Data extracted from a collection
※ ※ ※

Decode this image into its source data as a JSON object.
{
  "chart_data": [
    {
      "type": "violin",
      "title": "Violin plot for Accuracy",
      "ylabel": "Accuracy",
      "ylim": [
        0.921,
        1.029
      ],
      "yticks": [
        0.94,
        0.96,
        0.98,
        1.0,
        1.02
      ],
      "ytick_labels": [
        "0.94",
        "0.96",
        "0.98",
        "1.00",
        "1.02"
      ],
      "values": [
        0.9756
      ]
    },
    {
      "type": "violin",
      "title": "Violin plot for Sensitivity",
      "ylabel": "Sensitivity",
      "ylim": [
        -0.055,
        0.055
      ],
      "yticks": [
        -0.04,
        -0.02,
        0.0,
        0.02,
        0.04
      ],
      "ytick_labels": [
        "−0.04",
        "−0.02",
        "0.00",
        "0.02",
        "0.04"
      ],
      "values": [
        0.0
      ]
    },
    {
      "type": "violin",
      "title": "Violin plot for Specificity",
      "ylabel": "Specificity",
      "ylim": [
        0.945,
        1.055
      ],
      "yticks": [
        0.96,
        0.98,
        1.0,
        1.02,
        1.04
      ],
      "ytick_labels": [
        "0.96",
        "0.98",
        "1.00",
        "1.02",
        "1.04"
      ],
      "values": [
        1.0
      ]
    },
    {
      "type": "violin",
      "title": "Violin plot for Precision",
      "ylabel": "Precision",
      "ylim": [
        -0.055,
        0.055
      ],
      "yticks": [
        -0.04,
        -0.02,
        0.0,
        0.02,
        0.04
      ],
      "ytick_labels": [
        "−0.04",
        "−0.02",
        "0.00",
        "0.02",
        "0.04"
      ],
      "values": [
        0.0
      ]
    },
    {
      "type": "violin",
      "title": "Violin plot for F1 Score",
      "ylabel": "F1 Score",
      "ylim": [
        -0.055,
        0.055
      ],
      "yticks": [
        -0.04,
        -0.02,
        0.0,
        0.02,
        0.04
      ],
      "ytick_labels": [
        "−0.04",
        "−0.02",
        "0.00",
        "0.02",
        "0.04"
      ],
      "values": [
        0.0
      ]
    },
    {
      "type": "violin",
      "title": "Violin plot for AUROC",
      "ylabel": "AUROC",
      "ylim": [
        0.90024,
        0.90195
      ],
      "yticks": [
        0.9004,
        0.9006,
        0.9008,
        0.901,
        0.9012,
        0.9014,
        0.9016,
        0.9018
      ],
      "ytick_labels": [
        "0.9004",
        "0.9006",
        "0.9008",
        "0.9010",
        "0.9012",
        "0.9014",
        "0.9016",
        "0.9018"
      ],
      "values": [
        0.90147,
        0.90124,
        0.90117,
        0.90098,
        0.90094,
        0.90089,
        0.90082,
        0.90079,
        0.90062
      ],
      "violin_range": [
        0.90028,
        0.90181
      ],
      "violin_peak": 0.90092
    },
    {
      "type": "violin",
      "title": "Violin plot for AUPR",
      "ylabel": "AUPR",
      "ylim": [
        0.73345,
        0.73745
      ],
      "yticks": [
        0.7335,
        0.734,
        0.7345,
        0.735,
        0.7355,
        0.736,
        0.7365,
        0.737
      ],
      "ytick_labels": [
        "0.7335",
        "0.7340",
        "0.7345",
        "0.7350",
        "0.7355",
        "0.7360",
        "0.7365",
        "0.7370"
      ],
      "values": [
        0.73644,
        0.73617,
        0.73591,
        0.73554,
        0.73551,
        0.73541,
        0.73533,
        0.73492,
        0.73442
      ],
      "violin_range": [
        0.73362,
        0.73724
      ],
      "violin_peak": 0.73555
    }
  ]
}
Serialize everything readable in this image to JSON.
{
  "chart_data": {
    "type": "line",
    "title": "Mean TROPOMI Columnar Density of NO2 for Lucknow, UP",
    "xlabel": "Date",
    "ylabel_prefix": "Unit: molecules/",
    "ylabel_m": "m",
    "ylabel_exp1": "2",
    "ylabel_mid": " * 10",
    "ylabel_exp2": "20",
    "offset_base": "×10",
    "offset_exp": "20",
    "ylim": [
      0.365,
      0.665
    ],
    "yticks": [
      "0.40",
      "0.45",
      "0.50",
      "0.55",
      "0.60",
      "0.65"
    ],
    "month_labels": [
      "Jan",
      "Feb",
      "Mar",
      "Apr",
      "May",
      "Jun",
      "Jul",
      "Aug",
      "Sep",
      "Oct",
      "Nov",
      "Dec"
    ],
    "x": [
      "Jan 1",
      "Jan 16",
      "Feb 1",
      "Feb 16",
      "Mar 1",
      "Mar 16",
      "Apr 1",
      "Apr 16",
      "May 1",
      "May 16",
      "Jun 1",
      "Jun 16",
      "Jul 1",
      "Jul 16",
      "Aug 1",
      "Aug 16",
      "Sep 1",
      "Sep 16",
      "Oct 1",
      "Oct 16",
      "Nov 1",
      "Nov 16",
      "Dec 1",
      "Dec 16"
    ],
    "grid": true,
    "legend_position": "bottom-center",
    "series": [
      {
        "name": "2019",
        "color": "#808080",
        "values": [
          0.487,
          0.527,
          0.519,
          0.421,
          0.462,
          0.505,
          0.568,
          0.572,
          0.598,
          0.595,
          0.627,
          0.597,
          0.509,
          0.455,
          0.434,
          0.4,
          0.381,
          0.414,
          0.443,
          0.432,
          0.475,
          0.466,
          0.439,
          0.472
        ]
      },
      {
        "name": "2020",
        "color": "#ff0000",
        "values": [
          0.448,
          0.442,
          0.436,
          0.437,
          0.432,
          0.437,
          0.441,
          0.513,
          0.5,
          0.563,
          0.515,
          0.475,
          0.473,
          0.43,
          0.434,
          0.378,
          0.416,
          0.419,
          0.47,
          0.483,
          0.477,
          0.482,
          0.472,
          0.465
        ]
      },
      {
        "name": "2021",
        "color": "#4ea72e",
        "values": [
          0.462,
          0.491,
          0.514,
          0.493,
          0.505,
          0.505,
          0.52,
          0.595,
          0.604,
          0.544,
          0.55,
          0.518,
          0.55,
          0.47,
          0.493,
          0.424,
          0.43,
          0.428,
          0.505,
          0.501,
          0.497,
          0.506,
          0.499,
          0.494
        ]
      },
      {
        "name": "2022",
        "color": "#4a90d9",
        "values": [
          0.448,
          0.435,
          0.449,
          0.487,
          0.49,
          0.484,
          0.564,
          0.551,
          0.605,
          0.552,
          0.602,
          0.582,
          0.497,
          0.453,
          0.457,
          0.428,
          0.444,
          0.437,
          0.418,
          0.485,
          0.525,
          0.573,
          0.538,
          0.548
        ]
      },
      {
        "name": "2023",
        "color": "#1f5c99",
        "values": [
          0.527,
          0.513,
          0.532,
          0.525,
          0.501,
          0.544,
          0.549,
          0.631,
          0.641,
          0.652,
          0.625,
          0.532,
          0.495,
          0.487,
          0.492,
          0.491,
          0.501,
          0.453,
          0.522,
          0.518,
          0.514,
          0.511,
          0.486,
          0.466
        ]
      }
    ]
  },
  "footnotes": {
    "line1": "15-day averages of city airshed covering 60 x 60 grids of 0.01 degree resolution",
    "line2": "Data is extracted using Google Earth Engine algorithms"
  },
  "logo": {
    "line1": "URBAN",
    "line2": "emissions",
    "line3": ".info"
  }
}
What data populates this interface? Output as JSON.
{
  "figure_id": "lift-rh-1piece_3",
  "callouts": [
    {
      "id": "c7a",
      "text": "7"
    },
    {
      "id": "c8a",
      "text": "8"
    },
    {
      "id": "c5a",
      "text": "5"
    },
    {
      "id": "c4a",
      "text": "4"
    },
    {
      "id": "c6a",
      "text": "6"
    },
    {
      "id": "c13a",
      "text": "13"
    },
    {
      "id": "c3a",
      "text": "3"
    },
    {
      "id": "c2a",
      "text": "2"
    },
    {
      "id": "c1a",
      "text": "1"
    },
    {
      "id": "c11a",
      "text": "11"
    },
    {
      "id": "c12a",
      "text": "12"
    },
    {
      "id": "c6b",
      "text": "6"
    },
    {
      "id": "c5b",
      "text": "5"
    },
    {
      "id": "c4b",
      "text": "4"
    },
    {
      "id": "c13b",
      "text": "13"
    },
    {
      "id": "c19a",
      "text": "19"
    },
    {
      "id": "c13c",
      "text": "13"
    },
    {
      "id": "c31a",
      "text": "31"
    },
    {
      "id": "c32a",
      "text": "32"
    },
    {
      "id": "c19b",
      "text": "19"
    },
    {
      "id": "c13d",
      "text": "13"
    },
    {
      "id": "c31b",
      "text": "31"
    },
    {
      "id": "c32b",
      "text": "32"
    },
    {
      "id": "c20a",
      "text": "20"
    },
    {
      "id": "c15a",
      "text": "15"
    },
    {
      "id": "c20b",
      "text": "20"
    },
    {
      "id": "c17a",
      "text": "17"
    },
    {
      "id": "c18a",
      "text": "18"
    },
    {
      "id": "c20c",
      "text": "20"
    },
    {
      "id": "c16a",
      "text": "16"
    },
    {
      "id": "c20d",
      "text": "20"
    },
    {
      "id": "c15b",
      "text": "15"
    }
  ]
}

※ ※ ※

Prompt: Go through the listing above line by line and say how many lines hold the word "Sensitivity". Reply with that number only.

The reply: 2